Extract, from the records beneath this instruction, each line that contains the word "máquinas".
--- START OF Data lines ---
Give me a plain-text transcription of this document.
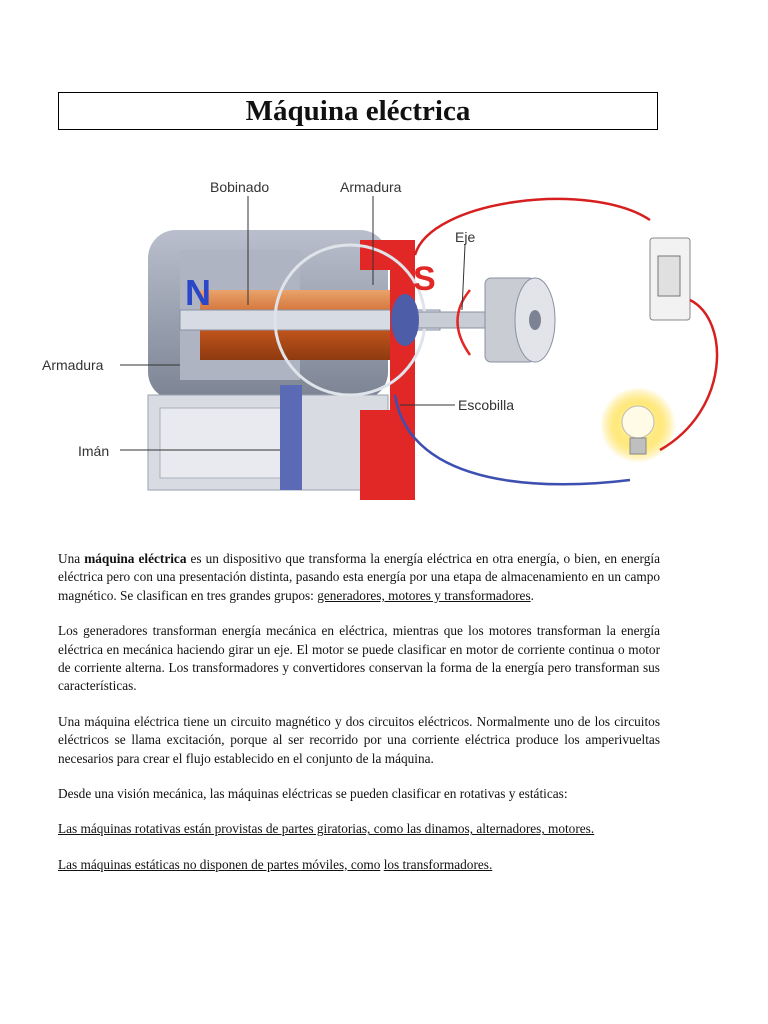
Máquina eléctrica
N	S
Bobinado	Armadura
Eje
Armadura
Escobilla
Imán

Una máquina eléctrica es un dispositivo que transforma la energía eléctrica en otra energía, o bien, en energía eléctrica pero con una presentación distinta, pasando esta energía por una etapa de almacenamiento en un campo magnético. Se clasifican en tres grandes grupos: generadores, motores y transformadores.

Los generadores transforman energía mecánica en eléctrica, mientras que los motores transforman la energía eléctrica en mecánica haciendo girar un eje. El motor se puede clasificar en motor de corriente continua o motor de corriente alterna. Los transformadores y convertidores conservan la forma de la energía pero transforman sus características.

Una máquina eléctrica tiene un circuito magnético y dos circuitos eléctricos. Normalmente uno de los circuitos eléctricos se llama excitación, porque al ser recorrido por una corriente eléctrica produce los amperivueltas necesarios para crear el flujo establecido en el conjunto de la máquina.

Desde una visión mecánica, las máquinas eléctricas se pueden clasificar en rotativas y estáticas:

Las máquinas rotativas están provistas de partes giratorias, como las dinamos, alternadores, motores.

Las máquinas estáticas no disponen de partes móviles, como los transformadores.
--- END OF Data lines ---
Task answer:
Desde una visión mecánica, las máquinas eléctricas se pueden clasificar en rotativas y estáticas:
Las máquinas rotativas están provistas de partes giratorias, como las dinamos, alternadores, motores.
Las máquinas estáticas no disponen de partes móviles, como los transformadores.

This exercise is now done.